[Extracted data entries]

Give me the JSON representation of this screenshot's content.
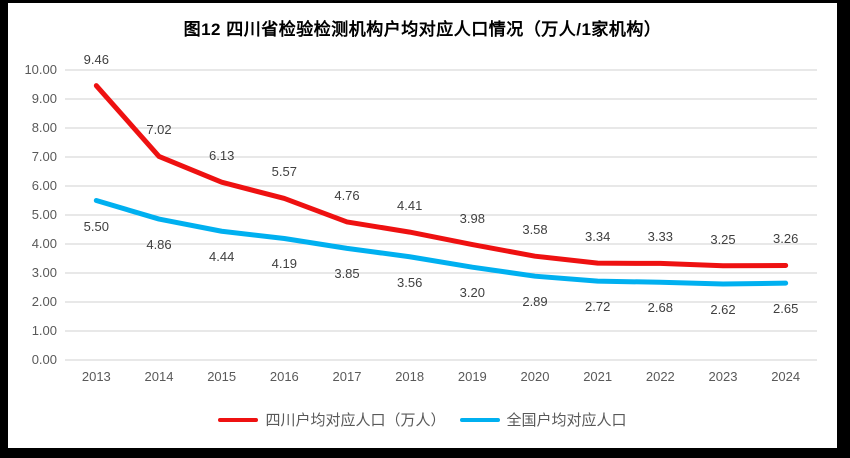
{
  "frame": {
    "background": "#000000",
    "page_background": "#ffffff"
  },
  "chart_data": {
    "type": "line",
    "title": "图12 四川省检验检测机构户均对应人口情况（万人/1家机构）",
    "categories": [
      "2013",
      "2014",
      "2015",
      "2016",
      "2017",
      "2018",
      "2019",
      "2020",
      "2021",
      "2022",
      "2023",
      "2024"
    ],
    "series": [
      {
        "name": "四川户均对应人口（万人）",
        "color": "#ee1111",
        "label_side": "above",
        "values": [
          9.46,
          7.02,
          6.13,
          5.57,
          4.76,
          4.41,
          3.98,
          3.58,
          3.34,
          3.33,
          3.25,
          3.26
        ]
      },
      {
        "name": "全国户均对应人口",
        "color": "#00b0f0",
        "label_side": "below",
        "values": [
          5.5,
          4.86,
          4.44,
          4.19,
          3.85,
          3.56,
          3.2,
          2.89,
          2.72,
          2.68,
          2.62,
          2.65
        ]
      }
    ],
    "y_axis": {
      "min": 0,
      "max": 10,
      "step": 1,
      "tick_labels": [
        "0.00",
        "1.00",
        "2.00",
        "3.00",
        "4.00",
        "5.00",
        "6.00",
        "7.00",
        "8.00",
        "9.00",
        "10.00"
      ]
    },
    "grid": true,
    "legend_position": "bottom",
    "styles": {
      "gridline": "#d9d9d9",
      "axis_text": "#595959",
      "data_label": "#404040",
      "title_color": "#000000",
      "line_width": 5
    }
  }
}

• [SHORT TASK]: Copy the material above in full and exactly, skipping pictures.

• [EXERCISE ANSWER]:
Give me the JSON representation of this screenshot's content.
{
  "frame": {
    "background": "#000000",
    "page_background": "#ffffff"
  },
  "chart_data": {
    "type": "line",
    "title": "图12 四川省检验检测机构户均对应人口情况（万人/1家机构）",
    "categories": [
      "2013",
      "2014",
      "2015",
      "2016",
      "2017",
      "2018",
      "2019",
      "2020",
      "2021",
      "2022",
      "2023",
      "2024"
    ],
    "series": [
      {
        "name": "四川户均对应人口（万人）",
        "color": "#ee1111",
        "label_side": "above",
        "values": [
          9.46,
          7.02,
          6.13,
          5.57,
          4.76,
          4.41,
          3.98,
          3.58,
          3.34,
          3.33,
          3.25,
          3.26
        ]
      },
      {
        "name": "全国户均对应人口",
        "color": "#00b0f0",
        "label_side": "below",
        "values": [
          5.5,
          4.86,
          4.44,
          4.19,
          3.85,
          3.56,
          3.2,
          2.89,
          2.72,
          2.68,
          2.62,
          2.65
        ]
      }
    ],
    "y_axis": {
      "min": 0,
      "max": 10,
      "step": 1,
      "tick_labels": [
        "0.00",
        "1.00",
        "2.00",
        "3.00",
        "4.00",
        "5.00",
        "6.00",
        "7.00",
        "8.00",
        "9.00",
        "10.00"
      ]
    },
    "grid": true,
    "legend_position": "bottom",
    "styles": {
      "gridline": "#d9d9d9",
      "axis_text": "#595959",
      "data_label": "#404040",
      "title_color": "#000000",
      "line_width": 5
    }
  }
}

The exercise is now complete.